## PROMPT
Format the stretch from the start of the records through the line containing "headline-line-2: 提升网民媒介素养 [478,207,1014,278]" as a Markdown table with the columns Row and Line. Number each line and leave out any blank lines.

[Recorded data]

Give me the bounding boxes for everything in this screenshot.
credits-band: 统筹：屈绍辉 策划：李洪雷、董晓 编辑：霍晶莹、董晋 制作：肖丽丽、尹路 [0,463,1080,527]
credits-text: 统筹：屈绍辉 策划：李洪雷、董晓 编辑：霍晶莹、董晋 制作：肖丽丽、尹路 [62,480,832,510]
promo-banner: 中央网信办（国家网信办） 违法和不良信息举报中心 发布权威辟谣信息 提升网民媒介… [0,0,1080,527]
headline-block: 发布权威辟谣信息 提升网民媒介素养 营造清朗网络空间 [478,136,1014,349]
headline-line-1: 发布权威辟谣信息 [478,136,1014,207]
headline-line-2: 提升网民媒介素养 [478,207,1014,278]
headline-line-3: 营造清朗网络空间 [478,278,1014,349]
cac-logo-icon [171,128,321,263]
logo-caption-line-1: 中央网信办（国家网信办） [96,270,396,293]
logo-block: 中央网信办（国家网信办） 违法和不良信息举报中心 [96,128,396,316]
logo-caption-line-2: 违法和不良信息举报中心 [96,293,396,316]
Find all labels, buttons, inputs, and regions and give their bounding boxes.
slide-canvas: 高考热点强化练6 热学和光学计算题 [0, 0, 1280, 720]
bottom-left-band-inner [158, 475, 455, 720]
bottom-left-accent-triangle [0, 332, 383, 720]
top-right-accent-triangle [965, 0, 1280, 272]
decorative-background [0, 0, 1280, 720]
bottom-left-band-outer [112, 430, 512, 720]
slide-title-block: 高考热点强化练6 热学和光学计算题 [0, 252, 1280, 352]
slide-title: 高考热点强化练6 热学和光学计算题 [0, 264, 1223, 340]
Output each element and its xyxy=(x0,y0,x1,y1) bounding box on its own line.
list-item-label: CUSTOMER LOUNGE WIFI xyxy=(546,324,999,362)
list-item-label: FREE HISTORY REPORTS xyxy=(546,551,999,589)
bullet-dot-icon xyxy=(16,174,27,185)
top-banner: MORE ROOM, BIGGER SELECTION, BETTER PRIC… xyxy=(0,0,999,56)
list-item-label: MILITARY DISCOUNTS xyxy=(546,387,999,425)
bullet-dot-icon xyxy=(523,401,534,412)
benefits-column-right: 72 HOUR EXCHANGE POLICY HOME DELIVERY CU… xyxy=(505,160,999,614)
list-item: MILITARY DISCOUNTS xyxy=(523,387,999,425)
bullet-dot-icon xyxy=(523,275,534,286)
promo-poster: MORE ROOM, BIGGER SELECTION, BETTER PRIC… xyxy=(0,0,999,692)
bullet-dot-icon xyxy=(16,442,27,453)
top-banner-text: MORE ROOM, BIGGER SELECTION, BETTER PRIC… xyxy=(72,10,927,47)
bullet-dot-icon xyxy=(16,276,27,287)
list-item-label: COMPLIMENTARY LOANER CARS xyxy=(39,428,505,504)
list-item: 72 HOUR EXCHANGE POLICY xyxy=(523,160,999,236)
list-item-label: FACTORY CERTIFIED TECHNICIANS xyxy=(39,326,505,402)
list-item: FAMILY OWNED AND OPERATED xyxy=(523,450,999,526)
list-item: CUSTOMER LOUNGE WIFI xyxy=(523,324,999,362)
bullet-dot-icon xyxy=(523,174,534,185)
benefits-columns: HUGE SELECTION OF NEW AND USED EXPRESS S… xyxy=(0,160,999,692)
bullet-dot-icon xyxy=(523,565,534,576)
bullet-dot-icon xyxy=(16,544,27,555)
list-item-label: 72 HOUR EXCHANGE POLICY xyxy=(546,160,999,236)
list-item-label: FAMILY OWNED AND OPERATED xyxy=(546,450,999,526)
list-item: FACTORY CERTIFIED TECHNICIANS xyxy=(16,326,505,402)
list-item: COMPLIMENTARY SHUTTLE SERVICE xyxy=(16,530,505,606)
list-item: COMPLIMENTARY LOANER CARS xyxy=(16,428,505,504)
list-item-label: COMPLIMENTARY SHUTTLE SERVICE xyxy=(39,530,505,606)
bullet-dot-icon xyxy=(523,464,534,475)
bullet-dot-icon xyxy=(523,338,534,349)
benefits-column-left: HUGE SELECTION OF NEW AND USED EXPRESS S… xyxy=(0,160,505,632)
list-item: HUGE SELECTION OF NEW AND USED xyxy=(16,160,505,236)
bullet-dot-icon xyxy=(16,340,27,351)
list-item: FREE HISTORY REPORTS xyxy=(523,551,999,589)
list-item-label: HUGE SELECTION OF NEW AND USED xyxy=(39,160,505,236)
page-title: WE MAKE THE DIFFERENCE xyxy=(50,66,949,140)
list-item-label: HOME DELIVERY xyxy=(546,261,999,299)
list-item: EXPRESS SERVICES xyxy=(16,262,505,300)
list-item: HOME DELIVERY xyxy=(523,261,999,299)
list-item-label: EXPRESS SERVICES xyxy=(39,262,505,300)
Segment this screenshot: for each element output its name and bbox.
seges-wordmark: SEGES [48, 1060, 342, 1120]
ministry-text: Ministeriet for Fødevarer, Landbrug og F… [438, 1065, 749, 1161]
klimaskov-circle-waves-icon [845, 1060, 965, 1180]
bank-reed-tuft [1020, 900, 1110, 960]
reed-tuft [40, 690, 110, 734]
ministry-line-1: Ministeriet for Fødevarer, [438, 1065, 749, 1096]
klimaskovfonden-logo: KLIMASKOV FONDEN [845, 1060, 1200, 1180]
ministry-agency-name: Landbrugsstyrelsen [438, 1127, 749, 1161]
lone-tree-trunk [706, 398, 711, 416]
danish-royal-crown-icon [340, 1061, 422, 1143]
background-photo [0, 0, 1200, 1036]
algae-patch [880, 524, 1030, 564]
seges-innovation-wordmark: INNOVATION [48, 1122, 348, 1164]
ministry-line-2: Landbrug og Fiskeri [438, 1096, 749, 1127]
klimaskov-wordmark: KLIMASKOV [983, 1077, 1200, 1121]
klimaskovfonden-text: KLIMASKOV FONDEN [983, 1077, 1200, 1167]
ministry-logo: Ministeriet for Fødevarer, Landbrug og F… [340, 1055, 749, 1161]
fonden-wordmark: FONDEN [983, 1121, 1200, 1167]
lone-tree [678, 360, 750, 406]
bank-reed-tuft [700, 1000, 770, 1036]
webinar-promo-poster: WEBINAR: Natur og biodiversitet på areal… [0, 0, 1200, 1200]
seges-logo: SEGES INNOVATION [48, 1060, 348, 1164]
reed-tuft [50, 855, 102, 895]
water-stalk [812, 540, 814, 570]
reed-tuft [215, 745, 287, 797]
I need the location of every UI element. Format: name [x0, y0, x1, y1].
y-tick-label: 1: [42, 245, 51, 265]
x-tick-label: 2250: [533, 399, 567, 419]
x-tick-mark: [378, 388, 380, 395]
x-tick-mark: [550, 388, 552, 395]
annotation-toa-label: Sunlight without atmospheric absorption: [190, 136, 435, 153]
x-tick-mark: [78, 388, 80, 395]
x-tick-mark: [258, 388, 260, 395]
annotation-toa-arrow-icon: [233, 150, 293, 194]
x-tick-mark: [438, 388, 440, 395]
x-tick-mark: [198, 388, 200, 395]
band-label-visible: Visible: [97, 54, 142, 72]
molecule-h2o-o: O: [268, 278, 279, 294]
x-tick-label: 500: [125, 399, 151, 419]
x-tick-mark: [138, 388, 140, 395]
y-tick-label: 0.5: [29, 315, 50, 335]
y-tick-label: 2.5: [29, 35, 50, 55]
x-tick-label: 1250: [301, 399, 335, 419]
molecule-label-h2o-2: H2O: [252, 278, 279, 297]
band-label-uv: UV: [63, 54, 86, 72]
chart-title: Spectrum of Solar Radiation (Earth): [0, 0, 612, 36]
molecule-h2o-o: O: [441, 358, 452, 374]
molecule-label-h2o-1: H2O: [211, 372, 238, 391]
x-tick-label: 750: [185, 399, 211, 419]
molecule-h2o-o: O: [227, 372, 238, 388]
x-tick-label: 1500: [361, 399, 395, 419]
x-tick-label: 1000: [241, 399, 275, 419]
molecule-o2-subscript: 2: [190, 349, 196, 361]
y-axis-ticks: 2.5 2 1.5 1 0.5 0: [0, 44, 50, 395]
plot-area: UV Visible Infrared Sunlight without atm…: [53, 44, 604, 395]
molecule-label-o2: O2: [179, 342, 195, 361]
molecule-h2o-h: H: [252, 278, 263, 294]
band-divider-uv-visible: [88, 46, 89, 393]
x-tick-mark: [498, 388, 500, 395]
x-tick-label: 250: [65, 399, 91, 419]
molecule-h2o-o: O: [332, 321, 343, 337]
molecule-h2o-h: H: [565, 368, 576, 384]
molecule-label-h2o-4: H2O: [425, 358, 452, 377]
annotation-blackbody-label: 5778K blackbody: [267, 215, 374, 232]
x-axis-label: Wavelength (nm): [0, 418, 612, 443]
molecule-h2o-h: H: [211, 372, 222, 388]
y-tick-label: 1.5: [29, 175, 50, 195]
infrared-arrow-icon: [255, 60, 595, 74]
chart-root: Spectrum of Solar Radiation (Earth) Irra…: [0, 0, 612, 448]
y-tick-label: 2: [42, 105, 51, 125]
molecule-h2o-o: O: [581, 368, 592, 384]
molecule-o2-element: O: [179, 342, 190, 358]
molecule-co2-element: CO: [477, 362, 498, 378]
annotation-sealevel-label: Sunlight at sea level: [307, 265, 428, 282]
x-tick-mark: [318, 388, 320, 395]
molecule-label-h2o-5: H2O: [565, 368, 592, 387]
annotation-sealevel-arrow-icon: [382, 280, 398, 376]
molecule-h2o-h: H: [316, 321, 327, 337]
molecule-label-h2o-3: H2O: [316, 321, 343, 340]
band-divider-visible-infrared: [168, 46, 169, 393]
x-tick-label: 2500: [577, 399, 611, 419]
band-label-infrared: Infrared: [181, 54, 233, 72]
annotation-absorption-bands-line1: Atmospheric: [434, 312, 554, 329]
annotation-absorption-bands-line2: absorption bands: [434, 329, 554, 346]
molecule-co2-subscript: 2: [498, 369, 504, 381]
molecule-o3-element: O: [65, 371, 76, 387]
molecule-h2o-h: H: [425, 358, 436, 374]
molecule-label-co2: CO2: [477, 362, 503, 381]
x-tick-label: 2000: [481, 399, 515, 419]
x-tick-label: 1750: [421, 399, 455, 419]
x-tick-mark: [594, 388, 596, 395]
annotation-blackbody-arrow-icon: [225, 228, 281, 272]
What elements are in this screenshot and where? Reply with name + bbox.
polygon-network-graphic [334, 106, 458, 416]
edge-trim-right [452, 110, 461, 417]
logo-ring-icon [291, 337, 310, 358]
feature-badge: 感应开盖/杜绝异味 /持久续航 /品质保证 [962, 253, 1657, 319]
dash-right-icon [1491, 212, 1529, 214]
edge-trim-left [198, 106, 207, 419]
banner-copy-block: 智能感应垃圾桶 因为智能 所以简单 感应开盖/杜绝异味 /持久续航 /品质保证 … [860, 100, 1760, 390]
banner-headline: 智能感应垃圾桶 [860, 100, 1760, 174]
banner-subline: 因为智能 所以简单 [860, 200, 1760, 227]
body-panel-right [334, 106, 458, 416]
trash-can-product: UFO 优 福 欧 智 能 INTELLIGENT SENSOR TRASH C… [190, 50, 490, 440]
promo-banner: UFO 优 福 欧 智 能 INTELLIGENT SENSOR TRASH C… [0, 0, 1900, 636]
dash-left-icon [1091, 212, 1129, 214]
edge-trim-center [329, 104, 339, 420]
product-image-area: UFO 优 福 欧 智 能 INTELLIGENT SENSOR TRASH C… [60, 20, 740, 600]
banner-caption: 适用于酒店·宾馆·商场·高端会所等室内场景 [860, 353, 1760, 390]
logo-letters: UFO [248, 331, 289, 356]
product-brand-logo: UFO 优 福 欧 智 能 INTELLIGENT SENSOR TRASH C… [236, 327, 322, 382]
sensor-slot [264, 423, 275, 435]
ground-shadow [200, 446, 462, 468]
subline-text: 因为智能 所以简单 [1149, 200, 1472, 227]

## EXERCISE ANSWER
| Row | Line |
|---|---|
| 1 | Give me the bounding boxes for everything in this screenshot. |
| 2 | credits-band: 统筹：屈绍辉 策划：李洪雷、董晓 编辑：霍晶莹、董晋 制作：肖丽丽、尹路 [0,463,1080,527] |
| 3 | credits-text: 统筹：屈绍辉 策划：李洪雷、董晓 编辑：霍晶莹、董晋 制作：肖丽丽、尹路 [62,480,832,510] |
| 4 | promo-banner: 中央网信办（国家网信办） 违法和不良信息举报中心 发布权威辟谣信息 提升网民媒介… [0,0,1080,527] |
| 5 | headline-block: 发布权威辟谣信息 提升网民媒介素养 营造清朗网络空间 [478,136,1014,349] |
| 6 | headline-line-1: 发布权威辟谣信息 [478,136,1014,207] |
| 7 | headline-line-2: 提升网民媒介素养 [478,207,1014,278] |